GIVEN TEXT:
%%

The few times where this record does liven itself up are welcomed.
Bouncing off the Walls, Bang Bang & Youngblood are the albums more upbeat and colorful moments, and show that
Green Day still have the ability to write those catchy melodies that made their earlier work so enjoyable when they want to. These tracks, though, are dragged down by
Revolution Radios Achilles heel - the criminally terrible lyricism that plagues it beginning to end.
For a band who were so influential in the 90's and early 2000's to write songs as childish and barren as this is almost funny. When we're not singing about the same *** we've been singing about on the last 5 albums (gasoline, the new age, media and grenades), we're singing about 'getting drunk and falling into hedges', and 'being a high school atom bomb'.
Match this lazy songwriting with the yawn invoking ballads that are littered throughout this thing, and it becomes painstakingly obvious that this album has had little care put into it.
Say Goodbye is as repetitive as you can get, and has nothing to say.
Outlaws just chugs along at its own pace, unaware of how bland it actually is.
Ordinary World is a chore to sit though.
All in all,
Revolution Radio is far from what you think you're getting. In a year where all of their pop-punk counterparts have come out with average records, 2016 was the year that
Green Day could have finally regained some traction - failing miserably.

%%

DATASET SECTION:
%%

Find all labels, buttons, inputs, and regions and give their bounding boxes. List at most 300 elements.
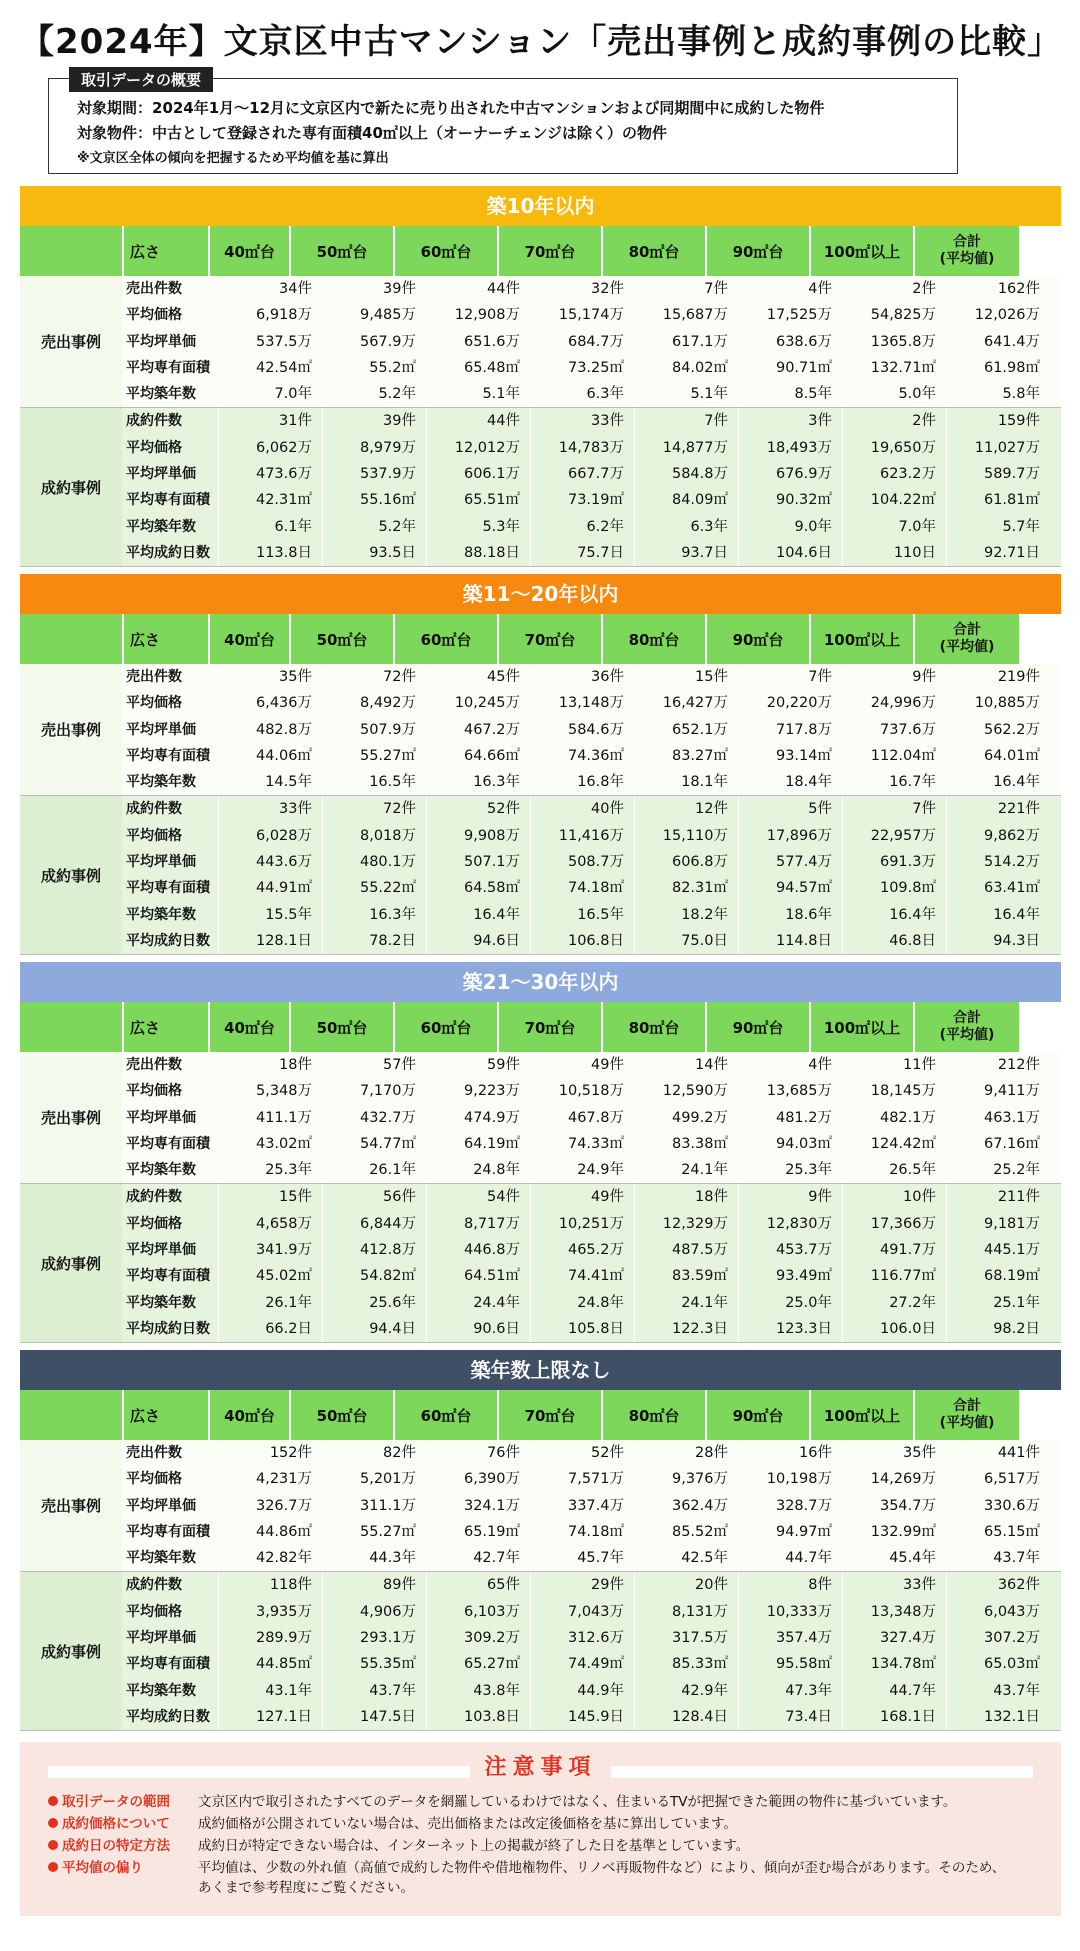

%%

DIRECTION A: The Revolution Radio review says it becomes painfully obvious that little care went into the album. What reason does it give for that conclusion?
DIRECTION B: Reproduce everything in the Revolution Radio review from "The few times" down to "school atom bomb'.".

TASK SOLUTION A: The lazy songwriting is paired with dull, yawn-inducing ballads scattered throughout the record. Together these make the lack of care obvious.

TASK SOLUTION B:
The few times where this record does liven itself up are welcomed.
Bouncing off the Walls, Bang Bang & Youngblood are the albums more upbeat and colorful moments, and show that
Green Day still have the ability to write those catchy melodies that made their earlier work so enjoyable when they want to. These tracks, though, are dragged down by
Revolution Radios Achilles heel - the criminally terrible lyricism that plagues it beginning to end.
For a band who were so influential in the 90's and early 2000's to write songs as childish and barren as this is almost funny. When we're not singing about the same *** we've been singing about on the last 5 albums (gasoline, the new age, media and grenades), we're singing about 'getting drunk and falling into hedges', and 'being a high school atom bomb'.